**STATED EXERCISE:** Pull out every line below containing the word "Ennusteen".
*** DATA SECTION
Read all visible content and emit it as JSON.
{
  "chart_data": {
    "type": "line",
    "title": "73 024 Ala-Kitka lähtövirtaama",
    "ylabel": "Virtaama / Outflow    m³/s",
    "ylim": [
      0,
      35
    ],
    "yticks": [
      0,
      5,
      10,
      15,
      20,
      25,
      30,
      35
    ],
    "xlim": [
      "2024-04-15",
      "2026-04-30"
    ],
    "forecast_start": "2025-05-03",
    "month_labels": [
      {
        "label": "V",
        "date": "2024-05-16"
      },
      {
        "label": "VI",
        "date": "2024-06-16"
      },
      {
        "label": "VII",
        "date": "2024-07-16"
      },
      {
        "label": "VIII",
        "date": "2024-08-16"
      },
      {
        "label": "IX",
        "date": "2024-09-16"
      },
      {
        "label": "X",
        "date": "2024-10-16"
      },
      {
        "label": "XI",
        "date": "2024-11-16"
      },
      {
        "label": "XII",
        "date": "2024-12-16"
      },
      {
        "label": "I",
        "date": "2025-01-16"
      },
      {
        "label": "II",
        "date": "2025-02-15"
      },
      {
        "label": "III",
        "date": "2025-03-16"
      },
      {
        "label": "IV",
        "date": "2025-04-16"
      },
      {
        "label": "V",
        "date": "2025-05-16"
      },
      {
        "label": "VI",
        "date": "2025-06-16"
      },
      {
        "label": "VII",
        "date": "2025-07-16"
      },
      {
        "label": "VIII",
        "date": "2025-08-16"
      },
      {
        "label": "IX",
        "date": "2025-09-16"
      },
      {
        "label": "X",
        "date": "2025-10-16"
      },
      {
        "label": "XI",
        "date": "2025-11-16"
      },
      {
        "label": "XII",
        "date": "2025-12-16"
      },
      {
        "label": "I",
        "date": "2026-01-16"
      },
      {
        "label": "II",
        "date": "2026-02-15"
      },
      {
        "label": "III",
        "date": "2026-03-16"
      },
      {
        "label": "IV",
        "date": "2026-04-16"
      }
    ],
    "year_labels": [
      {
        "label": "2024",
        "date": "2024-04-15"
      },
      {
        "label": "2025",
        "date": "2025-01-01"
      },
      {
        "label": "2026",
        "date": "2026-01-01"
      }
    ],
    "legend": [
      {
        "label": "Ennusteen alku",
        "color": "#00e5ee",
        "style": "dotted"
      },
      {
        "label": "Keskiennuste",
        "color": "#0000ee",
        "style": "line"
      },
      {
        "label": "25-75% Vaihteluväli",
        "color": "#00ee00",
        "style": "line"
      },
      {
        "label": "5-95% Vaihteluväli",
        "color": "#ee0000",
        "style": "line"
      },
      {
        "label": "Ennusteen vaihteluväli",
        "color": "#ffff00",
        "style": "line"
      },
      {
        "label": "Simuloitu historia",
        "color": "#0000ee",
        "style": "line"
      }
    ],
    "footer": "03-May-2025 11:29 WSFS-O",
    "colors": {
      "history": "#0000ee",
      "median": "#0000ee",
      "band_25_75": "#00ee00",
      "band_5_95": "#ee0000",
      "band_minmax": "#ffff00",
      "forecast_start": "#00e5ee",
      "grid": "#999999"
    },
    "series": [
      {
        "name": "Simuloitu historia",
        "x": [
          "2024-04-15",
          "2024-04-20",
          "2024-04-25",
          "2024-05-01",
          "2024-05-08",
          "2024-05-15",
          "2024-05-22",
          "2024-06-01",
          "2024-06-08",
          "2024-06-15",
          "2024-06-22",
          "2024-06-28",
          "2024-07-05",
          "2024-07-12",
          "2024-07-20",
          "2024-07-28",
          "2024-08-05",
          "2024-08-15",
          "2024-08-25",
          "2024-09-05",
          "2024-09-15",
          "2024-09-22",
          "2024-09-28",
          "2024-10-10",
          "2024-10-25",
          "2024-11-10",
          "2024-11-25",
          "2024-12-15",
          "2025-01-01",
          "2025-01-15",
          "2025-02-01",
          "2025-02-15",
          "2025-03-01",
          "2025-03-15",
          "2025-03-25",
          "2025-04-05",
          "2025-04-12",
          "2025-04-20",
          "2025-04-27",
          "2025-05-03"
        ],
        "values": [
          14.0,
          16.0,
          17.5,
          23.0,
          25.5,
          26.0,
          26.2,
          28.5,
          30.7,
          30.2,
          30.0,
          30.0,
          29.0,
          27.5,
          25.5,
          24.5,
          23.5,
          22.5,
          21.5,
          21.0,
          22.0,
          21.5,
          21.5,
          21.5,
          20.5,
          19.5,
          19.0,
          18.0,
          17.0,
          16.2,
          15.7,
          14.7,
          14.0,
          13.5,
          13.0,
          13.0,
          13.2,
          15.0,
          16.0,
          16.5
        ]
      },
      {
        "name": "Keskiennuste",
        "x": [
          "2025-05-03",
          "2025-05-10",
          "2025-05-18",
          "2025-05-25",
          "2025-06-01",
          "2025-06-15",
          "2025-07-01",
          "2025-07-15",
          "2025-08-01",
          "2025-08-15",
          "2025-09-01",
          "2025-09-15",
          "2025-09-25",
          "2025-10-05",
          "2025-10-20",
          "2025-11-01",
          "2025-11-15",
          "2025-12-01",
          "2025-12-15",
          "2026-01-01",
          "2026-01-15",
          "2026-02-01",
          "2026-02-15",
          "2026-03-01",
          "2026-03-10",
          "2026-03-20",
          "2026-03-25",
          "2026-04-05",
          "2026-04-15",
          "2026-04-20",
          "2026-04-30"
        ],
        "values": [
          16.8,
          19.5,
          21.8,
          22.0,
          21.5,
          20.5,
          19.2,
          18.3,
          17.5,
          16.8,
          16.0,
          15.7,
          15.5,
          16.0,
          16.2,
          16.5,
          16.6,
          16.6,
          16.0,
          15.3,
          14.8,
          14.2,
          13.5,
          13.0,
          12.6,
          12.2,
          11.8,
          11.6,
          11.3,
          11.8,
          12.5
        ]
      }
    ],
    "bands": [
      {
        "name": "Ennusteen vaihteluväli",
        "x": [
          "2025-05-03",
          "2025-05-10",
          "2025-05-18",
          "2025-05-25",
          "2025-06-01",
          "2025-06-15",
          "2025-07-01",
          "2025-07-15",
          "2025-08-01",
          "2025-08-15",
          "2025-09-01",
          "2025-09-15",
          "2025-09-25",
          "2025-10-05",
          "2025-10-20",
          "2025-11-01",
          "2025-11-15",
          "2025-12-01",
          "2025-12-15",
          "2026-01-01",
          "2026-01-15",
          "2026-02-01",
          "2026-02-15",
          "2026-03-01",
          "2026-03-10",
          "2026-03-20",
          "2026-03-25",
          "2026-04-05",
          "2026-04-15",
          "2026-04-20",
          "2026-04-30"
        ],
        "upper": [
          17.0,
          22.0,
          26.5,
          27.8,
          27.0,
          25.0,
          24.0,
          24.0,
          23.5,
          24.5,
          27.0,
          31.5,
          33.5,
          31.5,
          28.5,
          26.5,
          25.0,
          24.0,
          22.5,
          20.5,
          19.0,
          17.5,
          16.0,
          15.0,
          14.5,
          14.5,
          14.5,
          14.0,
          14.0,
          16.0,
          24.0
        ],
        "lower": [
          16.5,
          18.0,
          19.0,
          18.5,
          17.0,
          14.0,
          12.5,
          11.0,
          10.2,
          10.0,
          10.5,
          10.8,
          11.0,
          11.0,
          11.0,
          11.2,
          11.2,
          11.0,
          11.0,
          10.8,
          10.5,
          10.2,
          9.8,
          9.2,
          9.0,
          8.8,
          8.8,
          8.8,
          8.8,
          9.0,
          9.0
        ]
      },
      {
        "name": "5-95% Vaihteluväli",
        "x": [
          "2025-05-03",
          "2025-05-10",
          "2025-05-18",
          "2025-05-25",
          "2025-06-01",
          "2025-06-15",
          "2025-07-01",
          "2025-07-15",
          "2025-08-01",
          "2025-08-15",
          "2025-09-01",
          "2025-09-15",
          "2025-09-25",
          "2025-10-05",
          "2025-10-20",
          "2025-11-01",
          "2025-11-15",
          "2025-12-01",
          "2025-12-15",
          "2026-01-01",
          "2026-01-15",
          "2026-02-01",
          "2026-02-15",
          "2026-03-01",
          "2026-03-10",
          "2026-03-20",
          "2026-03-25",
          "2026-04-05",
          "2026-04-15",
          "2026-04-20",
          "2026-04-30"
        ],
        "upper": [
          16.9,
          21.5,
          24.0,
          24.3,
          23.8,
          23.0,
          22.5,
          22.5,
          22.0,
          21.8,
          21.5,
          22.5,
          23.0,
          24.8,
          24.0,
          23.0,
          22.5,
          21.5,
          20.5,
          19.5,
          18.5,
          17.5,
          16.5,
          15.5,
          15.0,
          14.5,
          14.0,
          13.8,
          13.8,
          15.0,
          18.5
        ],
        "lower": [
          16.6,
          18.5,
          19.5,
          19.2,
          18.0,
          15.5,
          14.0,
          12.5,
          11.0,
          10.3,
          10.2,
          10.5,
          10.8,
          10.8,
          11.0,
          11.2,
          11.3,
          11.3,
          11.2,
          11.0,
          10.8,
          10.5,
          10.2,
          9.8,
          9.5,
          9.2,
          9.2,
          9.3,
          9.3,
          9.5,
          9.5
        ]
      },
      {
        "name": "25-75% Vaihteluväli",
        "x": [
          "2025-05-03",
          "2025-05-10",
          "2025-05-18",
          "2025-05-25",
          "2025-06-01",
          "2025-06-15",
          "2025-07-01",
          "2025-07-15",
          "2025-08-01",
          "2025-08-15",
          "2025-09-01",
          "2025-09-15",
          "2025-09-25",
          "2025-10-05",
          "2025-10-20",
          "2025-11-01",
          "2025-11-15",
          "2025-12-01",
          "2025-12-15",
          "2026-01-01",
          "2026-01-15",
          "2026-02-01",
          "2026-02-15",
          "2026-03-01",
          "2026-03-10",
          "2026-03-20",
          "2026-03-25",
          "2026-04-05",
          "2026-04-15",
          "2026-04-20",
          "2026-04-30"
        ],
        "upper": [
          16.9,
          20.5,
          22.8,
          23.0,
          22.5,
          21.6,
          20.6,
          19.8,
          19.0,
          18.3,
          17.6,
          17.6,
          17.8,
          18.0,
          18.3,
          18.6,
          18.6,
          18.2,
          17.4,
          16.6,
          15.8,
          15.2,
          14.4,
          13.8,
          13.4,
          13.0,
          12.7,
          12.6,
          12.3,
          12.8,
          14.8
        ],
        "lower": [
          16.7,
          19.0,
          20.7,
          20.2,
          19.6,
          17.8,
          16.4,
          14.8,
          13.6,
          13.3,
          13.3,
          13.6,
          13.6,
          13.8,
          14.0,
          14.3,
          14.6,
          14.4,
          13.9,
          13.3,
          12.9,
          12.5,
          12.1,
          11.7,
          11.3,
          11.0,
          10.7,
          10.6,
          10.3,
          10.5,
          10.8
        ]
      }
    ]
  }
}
******
**FINISHED ANSWER:**
        "label": "Ennusteen alku",
        "label": "Ennusteen vaihteluväli",
        "name": "Ennusteen vaihteluväli",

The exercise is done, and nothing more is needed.